Ejercicios propuestos
**a)** Según el fragmento proporcionado, además de la violencia, ¿cuáles son las otras dos «cárcavas» que socavan las instituciones nacionales?
**b)** Indique si cada afirmación concuerda con el fragmento proporcionado y justifíquelo con una cita literal: (i) durante la guerra se quemaron buses con pasajeros dentro; (ii) la antigua guerrilla y el Gobierno actuaron presionados por Naciones Unidas; (iii) se mata a motoristas y cobradores cuando los empresarios no pagan la «renta».

##### Fragmento proporcionado

Benjamín Cuéllar
La
violencia es una de las “cárcavas” que están socavando velozmente los endebles
cimientos de las instituciones nacionales, tanto en lo público como en lo
privado. Las otras son la impunidad y la exclusión. Esa nefasta trilogía
afecta, por lo general y sobre todo, la vida de las mayorías populares; ahí
están ubicadas, desde siempre, sus víctimas recurrentes. La fatalidad puede
irrumpir en un instante o sobrevenir a pausas. Y los daños que producen todos
sus mecanismos, solos o agrupados, ahora hunden a El Salvador sin flotador a la
vista. Llueva o no, cada día que pasa, en el país se sumerge más y más la
esperanza de la gente a la cual –tantas voces y tantas veces– se la
prometieron. Se la ofrecieron al firmar los llamados “acuerdos de paz” y se la
ofrecen, ¡oh bondades de una “democracia” grotesca!, los dos gigantones
electoreros en cada campaña ostentosa buscando el voto popular
Tras
el cese al fuego, la antigua guerrilla y el Gobierno de la época –jalados de
las orejas por Naciones Unidas– pintaron una quimérica sociedad donde se podría
vivir sin la, hasta el día de hoy, justificada costumbre de verificar que nadie
te siga o venga a tu encuentro para asaltarte o asesinarte. Pero nada. Por eso,
la figura de un boquete callejero creciendo cada día, quizás sea la más
adecuada para ilustrar la situación. No hay quien ponga freno a la expansión y
la profundidad del hoyo en que se está sumiendo la comarca guanaca. No se trata
solo de cifras diarias de muertes violentas o del recuento anual de todos los
hechos criminales. A eso deben agregarse la frialdad y la bestialidad con que
se cometen, explicables en buena medida por una justicia pérfida que no castigó
la barbarie de antes y durante la guerra; así resultó fortalecida la impunidad
que alienta a continuar repitiendo, en la actualidad, aquellas prácticas
atroces.
Probablemente
nadie se imaginó que un grupo de criminales incendiaría, hace cinco años, una
unidad del transporte público con personas dentro. En la guerra ardieron buses,
pero no pasajeros. La inseguridad siempre ha caracterizado ese “servicio”,
desde las condiciones mecánicas de los automotores y su temeraria conducción
hasta los frecuentes asaltos al “pasaje”. Pero ahora matan a motoristas y
cobradores, cuando los empresarios no pagan la “renta”; ahora, cuando puede, el
usuario se defiende matando también.

##########
##### Registros proporcionados

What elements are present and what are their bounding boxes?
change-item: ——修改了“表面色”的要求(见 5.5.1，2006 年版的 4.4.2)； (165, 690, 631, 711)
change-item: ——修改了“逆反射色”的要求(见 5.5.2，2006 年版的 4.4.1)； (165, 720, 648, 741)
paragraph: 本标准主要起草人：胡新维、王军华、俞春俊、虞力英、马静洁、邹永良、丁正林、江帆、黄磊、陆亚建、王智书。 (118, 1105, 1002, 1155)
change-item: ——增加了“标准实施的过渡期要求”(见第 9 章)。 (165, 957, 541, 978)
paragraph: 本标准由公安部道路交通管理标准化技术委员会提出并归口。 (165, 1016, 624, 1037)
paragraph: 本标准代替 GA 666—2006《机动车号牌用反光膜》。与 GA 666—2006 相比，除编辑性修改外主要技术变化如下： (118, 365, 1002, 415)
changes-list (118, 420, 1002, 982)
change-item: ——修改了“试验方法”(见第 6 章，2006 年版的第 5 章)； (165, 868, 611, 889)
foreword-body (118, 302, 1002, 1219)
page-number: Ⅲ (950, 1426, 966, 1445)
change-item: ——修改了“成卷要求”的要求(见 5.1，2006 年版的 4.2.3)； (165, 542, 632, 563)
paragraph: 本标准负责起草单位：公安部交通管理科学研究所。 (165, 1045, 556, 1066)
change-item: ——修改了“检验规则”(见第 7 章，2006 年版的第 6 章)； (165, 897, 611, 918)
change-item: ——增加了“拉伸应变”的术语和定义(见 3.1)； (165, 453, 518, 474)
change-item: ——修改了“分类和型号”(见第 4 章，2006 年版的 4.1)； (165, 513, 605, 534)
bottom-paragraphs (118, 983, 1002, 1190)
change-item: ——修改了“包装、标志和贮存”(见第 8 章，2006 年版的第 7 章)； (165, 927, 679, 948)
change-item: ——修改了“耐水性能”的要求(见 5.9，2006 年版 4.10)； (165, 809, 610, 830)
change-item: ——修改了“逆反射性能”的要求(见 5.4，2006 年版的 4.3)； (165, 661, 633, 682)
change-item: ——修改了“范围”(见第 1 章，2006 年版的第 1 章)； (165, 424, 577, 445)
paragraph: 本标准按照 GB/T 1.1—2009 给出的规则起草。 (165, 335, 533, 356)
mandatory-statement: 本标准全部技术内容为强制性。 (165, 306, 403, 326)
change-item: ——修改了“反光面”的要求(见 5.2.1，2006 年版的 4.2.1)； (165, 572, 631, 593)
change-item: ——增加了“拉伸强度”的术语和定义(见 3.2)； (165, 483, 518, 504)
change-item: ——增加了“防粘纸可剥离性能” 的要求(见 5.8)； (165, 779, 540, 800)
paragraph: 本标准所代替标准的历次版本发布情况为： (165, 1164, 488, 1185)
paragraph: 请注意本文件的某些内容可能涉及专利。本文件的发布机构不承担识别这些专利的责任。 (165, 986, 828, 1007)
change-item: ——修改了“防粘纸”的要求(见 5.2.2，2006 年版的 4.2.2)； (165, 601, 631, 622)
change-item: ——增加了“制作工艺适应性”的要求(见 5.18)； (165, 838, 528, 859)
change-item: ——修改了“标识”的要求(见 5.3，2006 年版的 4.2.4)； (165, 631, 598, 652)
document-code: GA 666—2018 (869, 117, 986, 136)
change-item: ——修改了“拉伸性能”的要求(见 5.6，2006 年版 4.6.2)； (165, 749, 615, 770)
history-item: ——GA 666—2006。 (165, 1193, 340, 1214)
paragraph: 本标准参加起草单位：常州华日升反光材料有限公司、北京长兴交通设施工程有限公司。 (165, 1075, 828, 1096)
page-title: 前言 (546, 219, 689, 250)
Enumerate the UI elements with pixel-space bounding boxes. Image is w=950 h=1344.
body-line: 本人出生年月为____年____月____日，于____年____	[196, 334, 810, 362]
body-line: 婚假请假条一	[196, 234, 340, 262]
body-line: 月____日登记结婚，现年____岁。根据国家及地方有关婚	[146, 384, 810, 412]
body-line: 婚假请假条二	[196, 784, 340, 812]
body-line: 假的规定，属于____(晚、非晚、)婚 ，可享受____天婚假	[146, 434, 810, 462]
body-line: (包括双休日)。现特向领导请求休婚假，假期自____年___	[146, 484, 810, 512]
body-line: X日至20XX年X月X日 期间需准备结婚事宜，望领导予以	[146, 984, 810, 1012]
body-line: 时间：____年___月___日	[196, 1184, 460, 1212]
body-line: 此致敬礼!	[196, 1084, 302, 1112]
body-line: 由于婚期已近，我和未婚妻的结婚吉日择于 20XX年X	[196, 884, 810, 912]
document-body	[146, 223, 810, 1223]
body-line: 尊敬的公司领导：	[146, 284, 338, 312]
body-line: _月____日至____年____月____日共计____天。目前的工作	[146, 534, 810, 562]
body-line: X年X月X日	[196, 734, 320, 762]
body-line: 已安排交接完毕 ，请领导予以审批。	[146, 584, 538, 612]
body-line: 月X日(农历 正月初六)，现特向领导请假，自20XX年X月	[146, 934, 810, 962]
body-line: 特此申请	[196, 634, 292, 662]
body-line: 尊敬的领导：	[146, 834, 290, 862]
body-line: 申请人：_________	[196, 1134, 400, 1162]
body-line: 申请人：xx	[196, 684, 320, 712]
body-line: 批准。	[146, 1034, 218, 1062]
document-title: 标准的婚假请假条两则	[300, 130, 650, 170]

##########

Soluciones desarrolladas
**a)** La impunidad y la exclusión.

**b)**
(i) No: «En la guerra ardieron buses, pero no pasajeros».
(ii) Sí: «jalados de las orejas por Naciones Unidas».
(iii) Sí: «ahora matan a motoristas y cobradores, cuando los empresarios no pagan la “renta”».